Count how many lines of the material hold "comodín". Respond with that number alone.

Data extracted from a collection

++++

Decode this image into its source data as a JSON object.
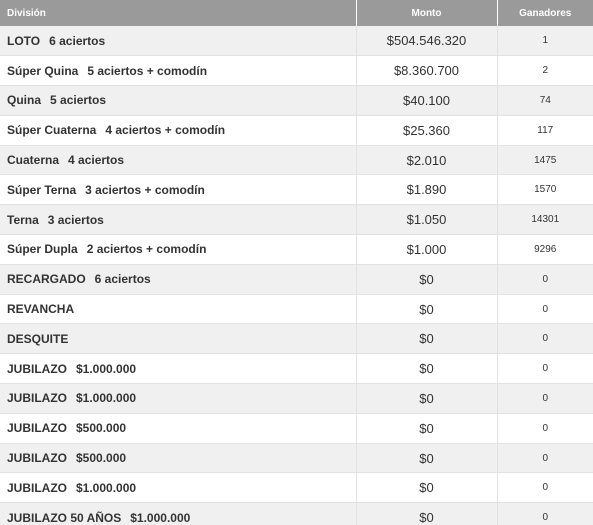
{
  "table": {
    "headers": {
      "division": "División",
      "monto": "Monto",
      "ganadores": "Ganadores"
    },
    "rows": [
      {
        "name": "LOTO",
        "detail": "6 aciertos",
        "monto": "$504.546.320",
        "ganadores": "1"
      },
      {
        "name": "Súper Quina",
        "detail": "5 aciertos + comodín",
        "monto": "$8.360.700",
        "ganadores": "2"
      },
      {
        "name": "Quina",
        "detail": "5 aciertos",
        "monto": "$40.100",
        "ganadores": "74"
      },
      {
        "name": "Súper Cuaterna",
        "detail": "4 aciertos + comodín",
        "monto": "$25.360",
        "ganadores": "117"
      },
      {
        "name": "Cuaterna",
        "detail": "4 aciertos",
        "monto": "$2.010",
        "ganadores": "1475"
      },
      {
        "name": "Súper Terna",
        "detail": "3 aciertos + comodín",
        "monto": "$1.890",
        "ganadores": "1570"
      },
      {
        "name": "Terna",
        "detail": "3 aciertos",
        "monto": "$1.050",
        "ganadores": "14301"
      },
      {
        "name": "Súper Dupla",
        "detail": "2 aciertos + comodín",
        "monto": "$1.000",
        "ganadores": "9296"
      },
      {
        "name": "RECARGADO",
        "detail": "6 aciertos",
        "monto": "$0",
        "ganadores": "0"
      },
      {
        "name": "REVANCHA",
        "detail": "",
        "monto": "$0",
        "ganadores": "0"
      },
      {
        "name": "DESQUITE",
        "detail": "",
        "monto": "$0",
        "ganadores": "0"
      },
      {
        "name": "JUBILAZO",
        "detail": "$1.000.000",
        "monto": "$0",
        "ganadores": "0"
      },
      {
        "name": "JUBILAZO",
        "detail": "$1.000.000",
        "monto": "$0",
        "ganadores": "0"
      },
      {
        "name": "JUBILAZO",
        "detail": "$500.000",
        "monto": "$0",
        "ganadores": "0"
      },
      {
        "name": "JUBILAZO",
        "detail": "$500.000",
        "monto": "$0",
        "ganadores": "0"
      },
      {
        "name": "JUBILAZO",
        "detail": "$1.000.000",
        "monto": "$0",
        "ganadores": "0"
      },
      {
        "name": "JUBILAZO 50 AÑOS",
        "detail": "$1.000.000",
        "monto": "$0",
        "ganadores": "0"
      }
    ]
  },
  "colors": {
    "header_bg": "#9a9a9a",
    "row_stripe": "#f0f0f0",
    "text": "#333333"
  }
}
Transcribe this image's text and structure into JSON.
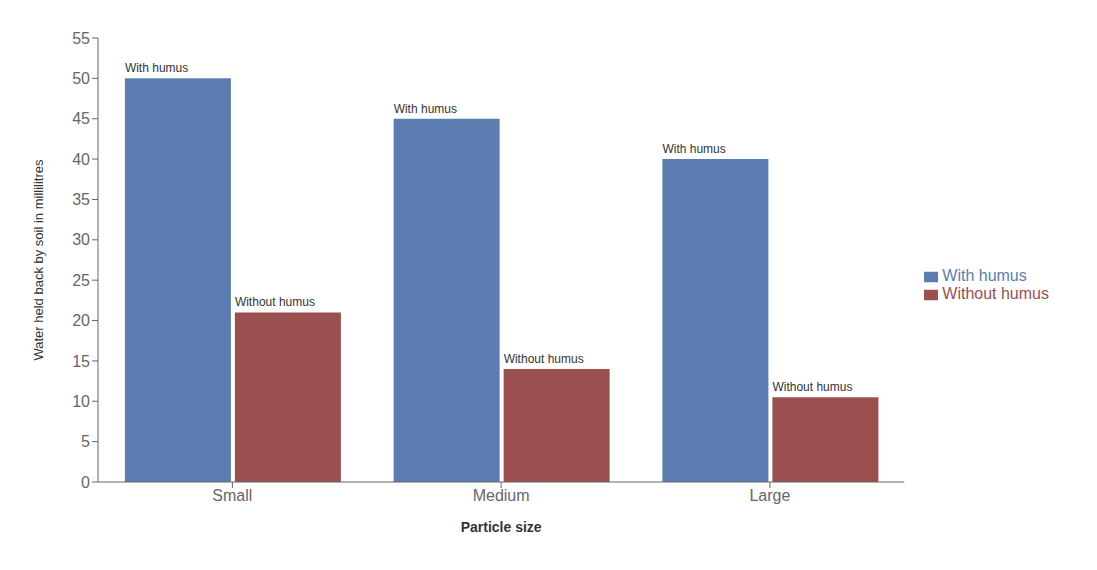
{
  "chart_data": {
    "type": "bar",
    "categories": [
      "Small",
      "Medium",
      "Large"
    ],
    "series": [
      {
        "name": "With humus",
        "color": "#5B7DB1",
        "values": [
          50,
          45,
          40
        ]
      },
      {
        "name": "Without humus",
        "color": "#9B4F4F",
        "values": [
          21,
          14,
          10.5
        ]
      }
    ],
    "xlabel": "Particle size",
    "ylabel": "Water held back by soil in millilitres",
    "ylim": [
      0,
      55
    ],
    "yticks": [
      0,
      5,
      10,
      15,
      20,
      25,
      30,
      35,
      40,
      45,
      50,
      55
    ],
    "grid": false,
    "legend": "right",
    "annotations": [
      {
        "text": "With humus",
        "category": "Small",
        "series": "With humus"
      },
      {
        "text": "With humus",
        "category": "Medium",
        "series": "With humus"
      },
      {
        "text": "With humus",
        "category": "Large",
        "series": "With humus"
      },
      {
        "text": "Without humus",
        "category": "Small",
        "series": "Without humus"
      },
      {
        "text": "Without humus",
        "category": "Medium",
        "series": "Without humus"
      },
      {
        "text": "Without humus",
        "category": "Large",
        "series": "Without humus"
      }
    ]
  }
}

++++

Result of the exercise
4